## Working data

-- Start --

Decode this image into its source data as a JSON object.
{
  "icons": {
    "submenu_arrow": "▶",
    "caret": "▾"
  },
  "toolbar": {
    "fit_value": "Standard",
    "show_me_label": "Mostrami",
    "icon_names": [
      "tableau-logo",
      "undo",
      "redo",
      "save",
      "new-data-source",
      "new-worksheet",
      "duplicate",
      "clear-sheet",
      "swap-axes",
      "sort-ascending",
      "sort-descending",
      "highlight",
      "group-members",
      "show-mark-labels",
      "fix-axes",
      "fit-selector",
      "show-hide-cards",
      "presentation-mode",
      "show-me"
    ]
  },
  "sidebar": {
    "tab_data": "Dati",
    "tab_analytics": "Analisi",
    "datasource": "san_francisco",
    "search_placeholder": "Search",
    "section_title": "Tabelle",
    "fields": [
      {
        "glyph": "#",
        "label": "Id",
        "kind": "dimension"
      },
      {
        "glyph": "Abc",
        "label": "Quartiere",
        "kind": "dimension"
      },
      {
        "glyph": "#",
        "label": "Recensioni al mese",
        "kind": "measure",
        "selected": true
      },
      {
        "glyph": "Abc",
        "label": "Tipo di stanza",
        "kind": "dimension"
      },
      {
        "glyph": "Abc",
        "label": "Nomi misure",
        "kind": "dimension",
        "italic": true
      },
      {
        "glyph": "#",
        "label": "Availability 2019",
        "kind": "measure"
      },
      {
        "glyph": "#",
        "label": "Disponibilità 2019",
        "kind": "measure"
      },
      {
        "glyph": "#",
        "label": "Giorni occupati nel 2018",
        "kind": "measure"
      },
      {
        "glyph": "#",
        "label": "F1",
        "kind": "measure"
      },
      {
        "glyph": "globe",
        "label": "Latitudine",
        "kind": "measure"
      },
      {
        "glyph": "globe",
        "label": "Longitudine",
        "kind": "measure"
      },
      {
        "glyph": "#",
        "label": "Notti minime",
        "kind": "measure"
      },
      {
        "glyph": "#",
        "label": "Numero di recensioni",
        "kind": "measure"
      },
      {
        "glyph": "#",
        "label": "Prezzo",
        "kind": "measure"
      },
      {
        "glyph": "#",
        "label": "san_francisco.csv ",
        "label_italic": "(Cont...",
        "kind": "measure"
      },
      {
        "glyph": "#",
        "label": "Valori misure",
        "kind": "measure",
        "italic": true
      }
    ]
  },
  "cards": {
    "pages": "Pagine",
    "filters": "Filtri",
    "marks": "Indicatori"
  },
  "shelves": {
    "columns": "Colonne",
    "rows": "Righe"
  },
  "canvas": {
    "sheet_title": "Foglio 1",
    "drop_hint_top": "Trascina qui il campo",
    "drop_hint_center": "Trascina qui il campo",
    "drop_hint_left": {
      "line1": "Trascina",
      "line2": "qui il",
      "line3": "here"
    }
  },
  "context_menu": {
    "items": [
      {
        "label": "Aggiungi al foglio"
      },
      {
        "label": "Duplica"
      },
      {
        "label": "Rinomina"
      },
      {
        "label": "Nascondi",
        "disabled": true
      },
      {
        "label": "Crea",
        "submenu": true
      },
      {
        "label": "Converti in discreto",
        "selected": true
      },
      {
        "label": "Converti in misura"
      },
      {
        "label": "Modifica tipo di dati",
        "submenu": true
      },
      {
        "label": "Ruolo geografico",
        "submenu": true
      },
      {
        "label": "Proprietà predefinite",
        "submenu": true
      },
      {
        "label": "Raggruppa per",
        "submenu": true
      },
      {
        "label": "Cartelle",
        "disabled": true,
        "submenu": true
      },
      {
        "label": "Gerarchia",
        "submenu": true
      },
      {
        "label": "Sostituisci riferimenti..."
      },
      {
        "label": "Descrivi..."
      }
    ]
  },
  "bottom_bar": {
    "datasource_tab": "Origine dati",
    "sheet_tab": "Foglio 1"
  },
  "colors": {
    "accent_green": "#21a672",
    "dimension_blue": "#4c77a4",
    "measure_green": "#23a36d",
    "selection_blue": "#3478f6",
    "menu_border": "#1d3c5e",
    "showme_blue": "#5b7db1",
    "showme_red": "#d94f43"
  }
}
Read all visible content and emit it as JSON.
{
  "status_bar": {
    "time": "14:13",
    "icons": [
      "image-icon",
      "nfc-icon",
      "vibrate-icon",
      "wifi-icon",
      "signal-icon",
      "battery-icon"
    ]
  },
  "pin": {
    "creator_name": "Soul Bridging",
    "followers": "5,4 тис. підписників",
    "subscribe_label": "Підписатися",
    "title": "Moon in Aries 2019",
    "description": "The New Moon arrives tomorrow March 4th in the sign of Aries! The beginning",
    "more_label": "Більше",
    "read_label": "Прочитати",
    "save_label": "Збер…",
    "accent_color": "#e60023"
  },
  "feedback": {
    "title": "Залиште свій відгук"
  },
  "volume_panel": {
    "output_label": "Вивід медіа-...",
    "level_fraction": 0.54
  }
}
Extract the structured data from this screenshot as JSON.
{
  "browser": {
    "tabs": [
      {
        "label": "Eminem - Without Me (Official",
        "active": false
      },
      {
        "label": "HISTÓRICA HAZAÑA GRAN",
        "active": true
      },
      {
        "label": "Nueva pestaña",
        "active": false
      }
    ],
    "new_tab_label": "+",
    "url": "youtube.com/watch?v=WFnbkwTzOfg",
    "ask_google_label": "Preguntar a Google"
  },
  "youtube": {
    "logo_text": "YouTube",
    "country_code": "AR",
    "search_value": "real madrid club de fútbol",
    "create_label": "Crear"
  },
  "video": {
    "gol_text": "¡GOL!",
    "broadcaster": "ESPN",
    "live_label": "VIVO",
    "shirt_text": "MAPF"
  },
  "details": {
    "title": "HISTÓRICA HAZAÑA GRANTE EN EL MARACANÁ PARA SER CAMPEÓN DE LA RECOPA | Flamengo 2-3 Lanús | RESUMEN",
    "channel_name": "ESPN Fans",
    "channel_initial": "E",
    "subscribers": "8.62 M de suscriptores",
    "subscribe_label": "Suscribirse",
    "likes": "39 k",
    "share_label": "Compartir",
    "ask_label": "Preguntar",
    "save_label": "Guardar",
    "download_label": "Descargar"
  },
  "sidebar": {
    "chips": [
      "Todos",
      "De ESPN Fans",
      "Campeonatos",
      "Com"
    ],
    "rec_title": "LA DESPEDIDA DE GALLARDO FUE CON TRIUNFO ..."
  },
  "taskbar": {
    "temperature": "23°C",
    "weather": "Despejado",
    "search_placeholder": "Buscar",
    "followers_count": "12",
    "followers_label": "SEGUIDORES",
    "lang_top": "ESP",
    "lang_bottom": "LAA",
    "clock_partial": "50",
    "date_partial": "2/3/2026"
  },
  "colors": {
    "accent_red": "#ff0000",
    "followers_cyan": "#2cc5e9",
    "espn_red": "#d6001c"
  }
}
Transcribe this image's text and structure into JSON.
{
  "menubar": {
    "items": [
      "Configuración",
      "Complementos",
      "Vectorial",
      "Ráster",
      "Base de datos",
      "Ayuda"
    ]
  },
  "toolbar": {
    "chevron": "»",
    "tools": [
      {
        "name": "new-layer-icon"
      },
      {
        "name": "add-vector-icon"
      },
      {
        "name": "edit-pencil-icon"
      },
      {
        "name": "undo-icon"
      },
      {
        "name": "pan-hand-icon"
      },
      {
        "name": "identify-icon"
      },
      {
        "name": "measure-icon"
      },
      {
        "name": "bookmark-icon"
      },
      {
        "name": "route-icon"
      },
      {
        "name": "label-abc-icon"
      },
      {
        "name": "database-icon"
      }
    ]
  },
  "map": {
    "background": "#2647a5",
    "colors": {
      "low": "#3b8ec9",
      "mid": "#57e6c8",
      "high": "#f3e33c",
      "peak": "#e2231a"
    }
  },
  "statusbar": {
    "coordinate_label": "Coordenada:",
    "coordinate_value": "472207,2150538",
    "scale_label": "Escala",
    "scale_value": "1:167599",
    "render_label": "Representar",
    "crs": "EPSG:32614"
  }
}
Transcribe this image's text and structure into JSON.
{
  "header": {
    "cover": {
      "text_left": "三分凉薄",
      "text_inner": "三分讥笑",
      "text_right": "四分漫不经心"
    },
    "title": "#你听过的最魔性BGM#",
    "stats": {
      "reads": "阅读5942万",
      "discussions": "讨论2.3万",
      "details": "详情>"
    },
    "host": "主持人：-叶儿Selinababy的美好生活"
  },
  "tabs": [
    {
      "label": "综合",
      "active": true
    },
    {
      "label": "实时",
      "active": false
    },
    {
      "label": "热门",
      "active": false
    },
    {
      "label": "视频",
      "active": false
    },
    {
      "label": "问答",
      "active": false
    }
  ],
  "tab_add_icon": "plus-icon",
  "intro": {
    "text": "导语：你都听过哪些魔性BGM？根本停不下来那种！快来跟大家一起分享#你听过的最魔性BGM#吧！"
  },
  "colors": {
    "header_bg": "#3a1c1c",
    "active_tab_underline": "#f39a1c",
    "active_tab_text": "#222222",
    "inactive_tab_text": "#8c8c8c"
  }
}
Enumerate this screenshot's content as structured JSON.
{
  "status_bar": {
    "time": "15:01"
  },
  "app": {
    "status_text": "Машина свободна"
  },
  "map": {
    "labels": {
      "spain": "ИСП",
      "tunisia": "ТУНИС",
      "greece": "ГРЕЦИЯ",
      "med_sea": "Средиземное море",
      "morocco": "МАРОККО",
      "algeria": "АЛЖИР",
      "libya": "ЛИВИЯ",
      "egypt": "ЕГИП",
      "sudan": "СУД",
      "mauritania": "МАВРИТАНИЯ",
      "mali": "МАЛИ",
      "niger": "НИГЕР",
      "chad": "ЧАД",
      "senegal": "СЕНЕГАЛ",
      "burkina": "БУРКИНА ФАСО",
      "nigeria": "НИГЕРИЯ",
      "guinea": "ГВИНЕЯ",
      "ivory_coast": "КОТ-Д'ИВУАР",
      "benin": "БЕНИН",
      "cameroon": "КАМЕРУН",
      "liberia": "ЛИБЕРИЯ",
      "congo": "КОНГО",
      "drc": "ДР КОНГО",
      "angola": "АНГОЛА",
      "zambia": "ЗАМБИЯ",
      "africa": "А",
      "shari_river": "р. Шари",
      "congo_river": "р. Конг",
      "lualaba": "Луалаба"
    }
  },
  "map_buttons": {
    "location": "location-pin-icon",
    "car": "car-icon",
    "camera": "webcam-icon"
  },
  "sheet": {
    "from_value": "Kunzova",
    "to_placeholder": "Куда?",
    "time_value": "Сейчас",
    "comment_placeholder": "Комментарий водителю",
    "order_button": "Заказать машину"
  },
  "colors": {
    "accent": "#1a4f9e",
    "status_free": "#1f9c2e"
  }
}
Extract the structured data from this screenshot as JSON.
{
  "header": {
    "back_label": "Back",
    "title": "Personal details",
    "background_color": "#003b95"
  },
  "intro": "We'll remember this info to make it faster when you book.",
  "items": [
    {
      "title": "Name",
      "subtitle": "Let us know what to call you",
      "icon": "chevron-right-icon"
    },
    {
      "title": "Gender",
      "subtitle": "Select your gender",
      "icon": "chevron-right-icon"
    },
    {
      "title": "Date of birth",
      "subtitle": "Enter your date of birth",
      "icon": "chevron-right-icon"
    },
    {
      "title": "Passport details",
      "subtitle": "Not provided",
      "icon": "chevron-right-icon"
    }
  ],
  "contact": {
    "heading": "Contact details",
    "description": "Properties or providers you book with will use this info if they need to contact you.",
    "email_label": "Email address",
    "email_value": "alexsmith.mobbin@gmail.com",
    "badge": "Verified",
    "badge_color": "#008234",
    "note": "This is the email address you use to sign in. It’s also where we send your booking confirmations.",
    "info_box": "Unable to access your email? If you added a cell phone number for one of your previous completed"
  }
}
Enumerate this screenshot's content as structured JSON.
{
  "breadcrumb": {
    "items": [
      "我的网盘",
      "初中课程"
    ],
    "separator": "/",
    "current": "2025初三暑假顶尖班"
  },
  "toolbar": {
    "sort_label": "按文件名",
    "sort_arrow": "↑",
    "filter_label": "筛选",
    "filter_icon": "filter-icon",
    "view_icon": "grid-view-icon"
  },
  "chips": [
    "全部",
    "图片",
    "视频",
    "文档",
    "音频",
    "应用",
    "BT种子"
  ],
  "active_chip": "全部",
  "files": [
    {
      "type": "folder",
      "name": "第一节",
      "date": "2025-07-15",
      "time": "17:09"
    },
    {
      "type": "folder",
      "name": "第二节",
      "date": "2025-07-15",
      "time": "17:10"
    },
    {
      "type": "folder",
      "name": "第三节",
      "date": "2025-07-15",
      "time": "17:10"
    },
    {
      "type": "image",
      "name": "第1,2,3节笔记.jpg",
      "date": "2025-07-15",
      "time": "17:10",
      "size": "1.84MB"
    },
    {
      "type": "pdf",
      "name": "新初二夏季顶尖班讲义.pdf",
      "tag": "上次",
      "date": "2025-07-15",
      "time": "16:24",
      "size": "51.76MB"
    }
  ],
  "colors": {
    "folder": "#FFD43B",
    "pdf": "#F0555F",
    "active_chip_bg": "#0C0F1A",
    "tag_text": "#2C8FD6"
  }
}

-- End --

## Problem requirements
Track down the lines that include the word "misure" and copy them.

## Correct answer
        "label": "Nomi misure",
        "label": "Valori misure",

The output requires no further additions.